▼▼▼
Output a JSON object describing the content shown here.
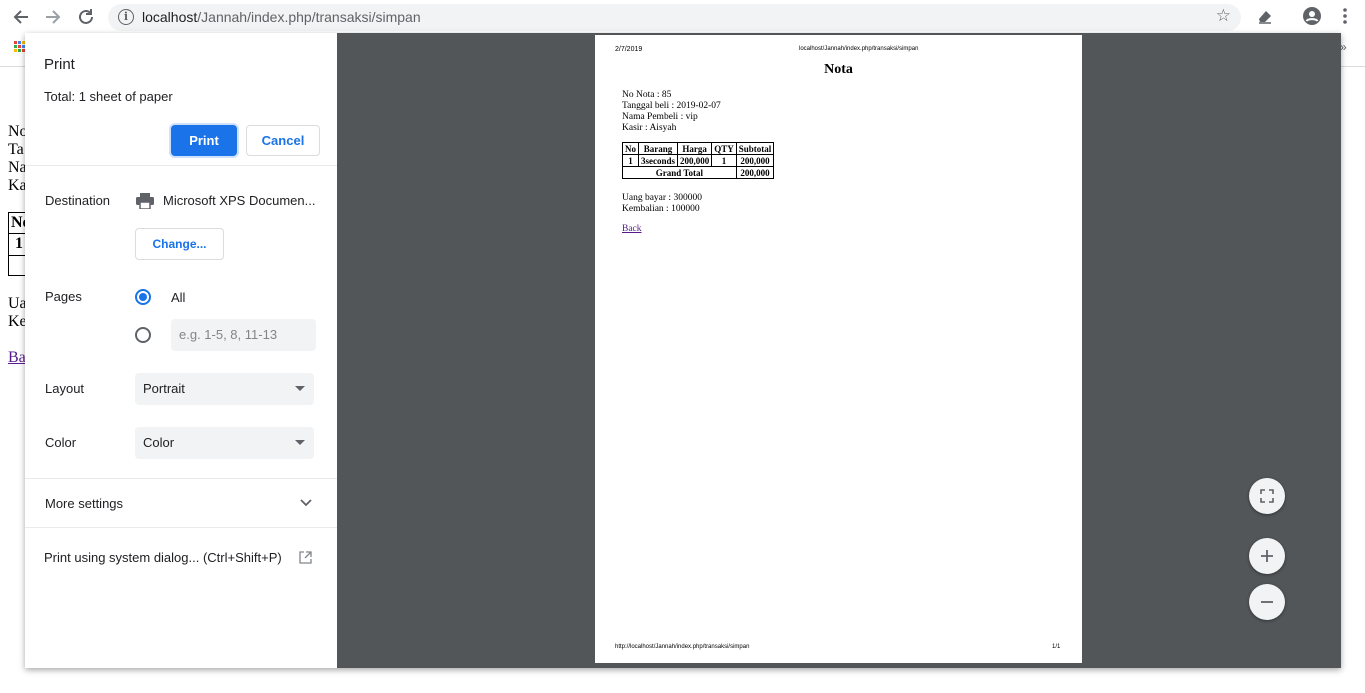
{
  "browser": {
    "url_host": "localhost",
    "url_path": "/Jannah/index.php/transaksi/simpan"
  },
  "background_page": {
    "lines": [
      "No",
      "Ta",
      "Na",
      "Ka"
    ],
    "table_cell": "1",
    "lines2": [
      "Ua",
      "Ke"
    ],
    "link": "Ba"
  },
  "print_dialog": {
    "title": "Print",
    "total_label": "Total:",
    "total_value": "1 sheet of paper",
    "print_button": "Print",
    "cancel_button": "Cancel",
    "destination_label": "Destination",
    "destination_value": "Microsoft XPS Documen...",
    "change_button": "Change...",
    "pages_label": "Pages",
    "pages_all": "All",
    "pages_placeholder": "e.g. 1-5, 8, 11-13",
    "layout_label": "Layout",
    "layout_value": "Portrait",
    "color_label": "Color",
    "color_value": "Color",
    "more_settings": "More settings",
    "system_dialog": "Print using system dialog... (Ctrl+Shift+P)"
  },
  "preview": {
    "header_date": "2/7/2019",
    "header_url": "localhost/Jannah/index.php/transaksi/simpan",
    "title": "Nota",
    "info": {
      "no_nota": "No Nota : 85",
      "tanggal": "Tanggal beli : 2019-02-07",
      "pembeli": "Nama Pembeli : vip",
      "kasir": "Kasir : Aisyah"
    },
    "table": {
      "headers": [
        "No",
        "Barang",
        "Harga",
        "QTY",
        "Subtotal"
      ],
      "row": [
        "1",
        "3seconds",
        "200,000",
        "1",
        "200,000"
      ],
      "grand_total_label": "Grand Total",
      "grand_total_value": "200,000"
    },
    "payment": {
      "bayar": "Uang bayar : 300000",
      "kembalian": "Kembalian : 100000"
    },
    "back_link": "Back",
    "footer_url": "http://localhost/Jannah/index.php/transaksi/simpan",
    "footer_page": "1/1"
  },
  "colors": {
    "accent": "#1a73e8",
    "preview_bg": "#525659"
  }
}
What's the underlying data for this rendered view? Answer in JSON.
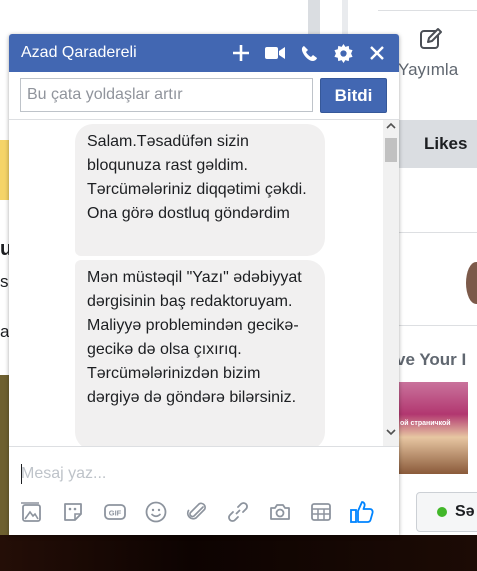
{
  "chat": {
    "title": "Azad Qaradereli",
    "add_placeholder": "Bu çata yoldaşlar artır",
    "done_label": "Bitdi",
    "messages": [
      "Salam.Təsadüfən sizin bloqunuza rast gəldim. Tərcümələriniz diqqətimi çəkdi. Ona görə dostluq göndərdim",
      "Mən müstəqil \"Yazı\" ədəbiyyat dərgisinin baş redaktoruyam. Maliyyə problemindən gecikə-gecikə də olsa çıxırıq. Tərcümələrinizdən bizim dərgiyə də göndərə bilərsiniz."
    ],
    "composer_placeholder": "Mesaj yaz...",
    "header_icons": [
      "plus-icon",
      "video-camera-icon",
      "phone-icon",
      "gear-icon",
      "close-icon"
    ],
    "toolbar_icons": [
      "photo-icon",
      "sticker-icon",
      "gif-icon",
      "emoji-icon",
      "attachment-icon",
      "link-icon",
      "camera-icon",
      "table-icon",
      "thumbs-up-icon"
    ],
    "accent_color": "#4267b2"
  },
  "background": {
    "publish_label": "Yayımla",
    "likes_label": "Likes",
    "love_heading": "ve Your I",
    "book_title": "ой страничкой",
    "status_label": "Sə",
    "left_fragments": [
      "u",
      "s",
      "a"
    ]
  }
}
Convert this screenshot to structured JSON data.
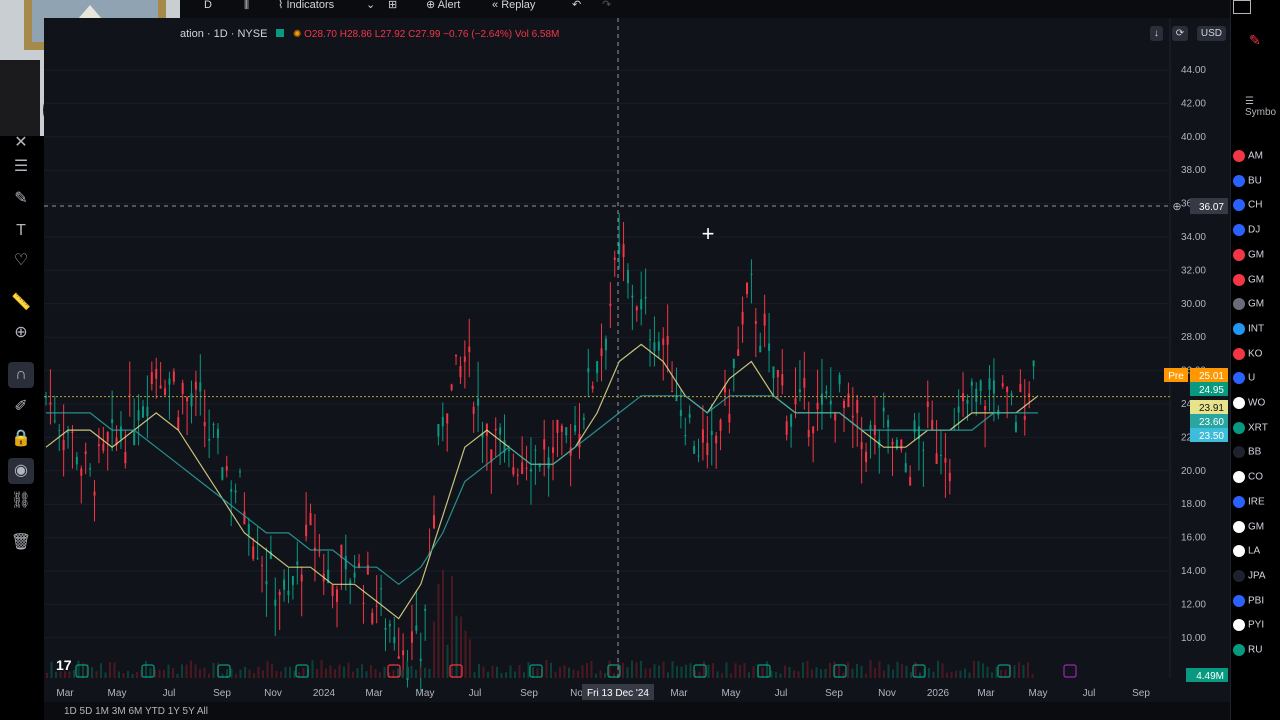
{
  "toolbar": {
    "interval": "D",
    "indicators_label": "Indicators",
    "alert_label": "Alert",
    "replay_label": "Replay"
  },
  "legend": {
    "symbol": "ation · 1D · NYSE",
    "open": "O28.70",
    "high": "H28.86",
    "low": "L27.92",
    "close": "C27.99",
    "change": "−0.76 (−2.64%)",
    "volume": "Vol 6.58M"
  },
  "chart_controls": {
    "currency": "USD"
  },
  "crosshair": {
    "price_label": "36.07",
    "date_label": "Fri 13 Dec '24"
  },
  "price_tags": [
    {
      "text": "Pre",
      "value": "25.01",
      "color": "#ff9800"
    },
    {
      "text": "",
      "value": "24.95",
      "color": "#089981"
    },
    {
      "text": "",
      "value": "23.91",
      "color": "#e6e38c"
    },
    {
      "text": "",
      "value": "23.60",
      "color": "#2aa6a1"
    },
    {
      "text": "",
      "value": "23.50",
      "color": "#3dbddb"
    }
  ],
  "volume_tag": "4.49M",
  "chart_data": {
    "type": "line",
    "ylim": [
      9,
      45
    ],
    "yticks": [
      "44.00",
      "42.00",
      "40.00",
      "38.00",
      "36.00",
      "34.00",
      "32.00",
      "30.00",
      "28.00",
      "26.00",
      "24.00",
      "22.00",
      "20.00",
      "18.00",
      "16.00",
      "14.00",
      "12.00",
      "10.00"
    ],
    "xticks": [
      "Mar",
      "May",
      "Jul",
      "Sep",
      "Nov",
      "2024",
      "Mar",
      "May",
      "Jul",
      "Sep",
      "Nov",
      "Mar",
      "May",
      "Jul",
      "Sep",
      "Nov",
      "2026",
      "Mar",
      "May",
      "Jul",
      "Sep"
    ],
    "x": [
      0,
      1,
      2,
      3,
      4,
      5,
      6,
      7,
      8,
      9,
      10,
      11,
      12,
      13,
      14,
      15,
      16,
      17,
      18,
      19,
      20,
      21,
      22,
      23,
      24,
      25,
      26,
      27,
      28,
      29,
      30,
      31,
      32,
      33,
      34,
      35,
      36,
      37,
      38,
      39,
      40
    ],
    "series": [
      {
        "values": [
          25,
          23,
          20,
          22,
          24,
          27,
          25,
          24,
          21,
          19,
          15,
          13,
          17,
          14,
          15,
          13,
          11,
          10,
          24,
          27,
          23,
          21,
          22,
          21,
          23,
          27,
          33,
          30,
          28,
          24,
          21,
          25,
          31,
          26,
          24,
          24,
          25,
          22,
          23,
          21,
          23,
          22,
          25,
          25,
          24,
          27
        ]
      },
      {
        "values": [
          22,
          23,
          23,
          22,
          23,
          24,
          23,
          21,
          19,
          17,
          16,
          15,
          15,
          14,
          14,
          13,
          12,
          14,
          18,
          22,
          23,
          22,
          21,
          21,
          22,
          24,
          27,
          28,
          27,
          25,
          24,
          26,
          27,
          25,
          24,
          24,
          24,
          23,
          22,
          22,
          23,
          23,
          24,
          24,
          24,
          25
        ]
      },
      {
        "values": [
          24,
          24,
          24,
          23,
          23,
          22,
          21,
          20,
          19,
          18,
          17,
          17,
          16,
          16,
          15,
          15,
          14,
          15,
          17,
          20,
          21,
          22,
          21,
          21,
          22,
          23,
          24,
          25,
          25,
          25,
          24,
          25,
          25,
          25,
          24,
          24,
          24,
          23,
          23,
          23,
          23,
          23,
          23,
          24,
          24,
          24
        ]
      }
    ]
  },
  "watchlist": {
    "items": [
      {
        "sym": "AM",
        "color": "#f23645"
      },
      {
        "sym": "BU",
        "color": "#2962ff"
      },
      {
        "sym": "CH",
        "color": "#2962ff"
      },
      {
        "sym": "DJ",
        "color": "#2962ff"
      },
      {
        "sym": "GM",
        "color": "#f23645"
      },
      {
        "sym": "GM",
        "color": "#f23645"
      },
      {
        "sym": "GM",
        "color": "#6a6d78"
      },
      {
        "sym": "INT",
        "color": "#2196f3"
      },
      {
        "sym": "KO",
        "color": "#f23645"
      },
      {
        "sym": "U",
        "color": "#2962ff"
      },
      {
        "sym": "WO",
        "color": "#ffffff"
      },
      {
        "sym": "XRT",
        "color": "#089981"
      },
      {
        "sym": "BB",
        "color": "#1e222d"
      },
      {
        "sym": "CO",
        "color": "#ffffff"
      },
      {
        "sym": "IRE",
        "color": "#2962ff"
      },
      {
        "sym": "GM",
        "color": "#ffffff"
      },
      {
        "sym": "LA",
        "color": "#ffffff"
      },
      {
        "sym": "JPA",
        "color": "#1e222d"
      },
      {
        "sym": "PBI",
        "color": "#2962ff"
      },
      {
        "sym": "PYI",
        "color": "#ffffff"
      },
      {
        "sym": "RU",
        "color": "#089981"
      }
    ]
  }
}
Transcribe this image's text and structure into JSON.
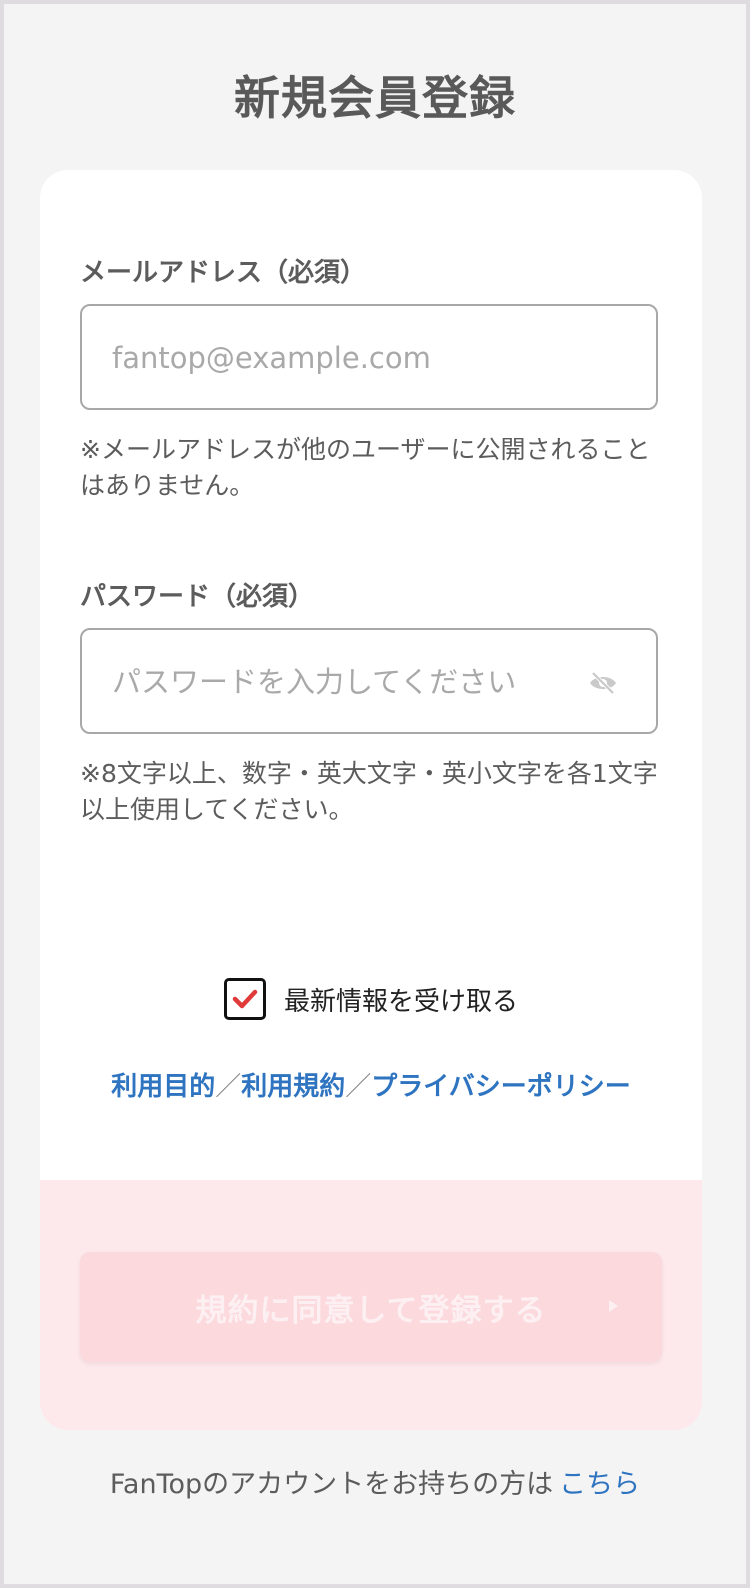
{
  "header": {
    "title": "新規会員登録"
  },
  "email": {
    "label": "メールアドレス（必須）",
    "placeholder": "fantop@example.com",
    "value": "",
    "note": "※メールアドレスが他のユーザーに公開されることはありません。"
  },
  "password": {
    "label": "パスワード（必須）",
    "placeholder": "パスワードを入力してください",
    "value": "",
    "note": "※8文字以上、数字・英大文字・英小文字を各1文字以上使用してください。",
    "toggle_icon": "eye-off-icon"
  },
  "newsletter": {
    "label": "最新情報を受け取る",
    "checked": true,
    "check_color": "#e03a3a"
  },
  "links": {
    "purpose": "利用目的",
    "terms": "利用規約",
    "privacy": "プライバシーポリシー",
    "separator": "／"
  },
  "submit": {
    "label": "規約に同意して登録する"
  },
  "footer": {
    "text": "FanTopのアカウントをお持ちの方は",
    "link": "こちら"
  },
  "colors": {
    "accent_link": "#2e74c0",
    "band": "#fde8eb",
    "button_disabled": "#fbd9dd"
  }
}
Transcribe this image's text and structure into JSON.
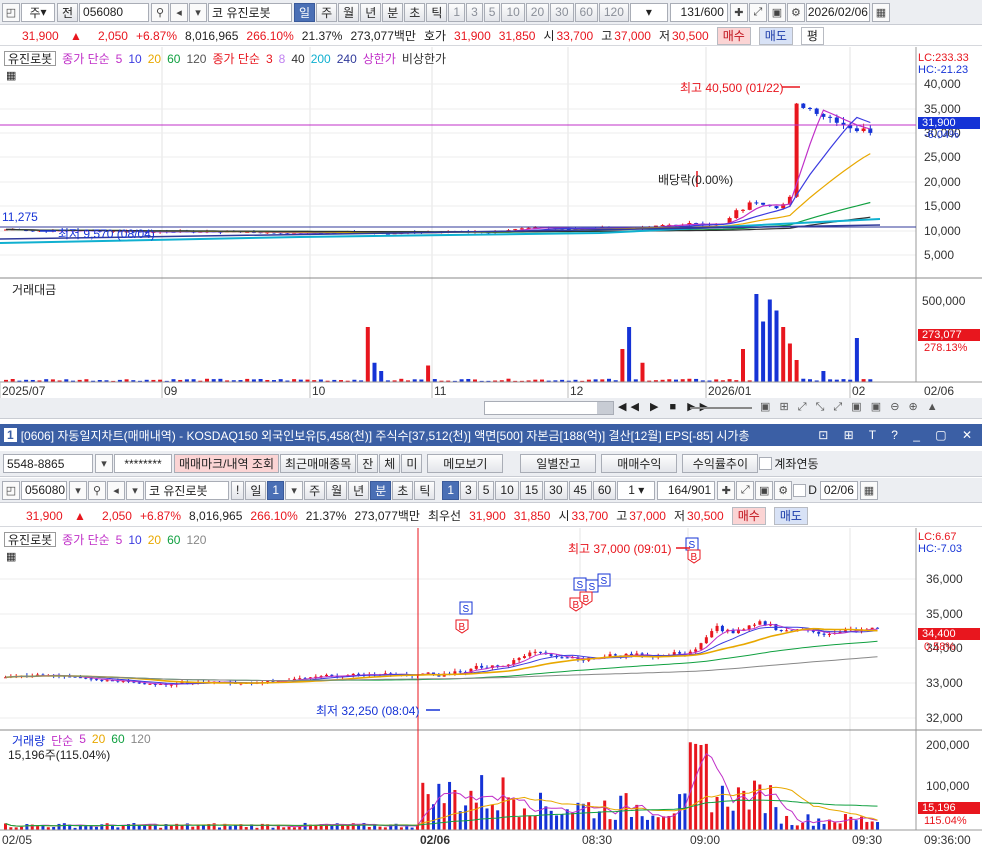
▲▲▲
- [WHAT IS REQUIRED] Choose all lines containing the string "this" and copy them out.

- [REPLY TO THE EXERCISE]
What's the underlying data for this rendered view? Answer in JSON.
Convert this screenshot to structured JSON data.
Transcribe this image's text and structure into JSON.
Transcribe this image's text and structure into JSON.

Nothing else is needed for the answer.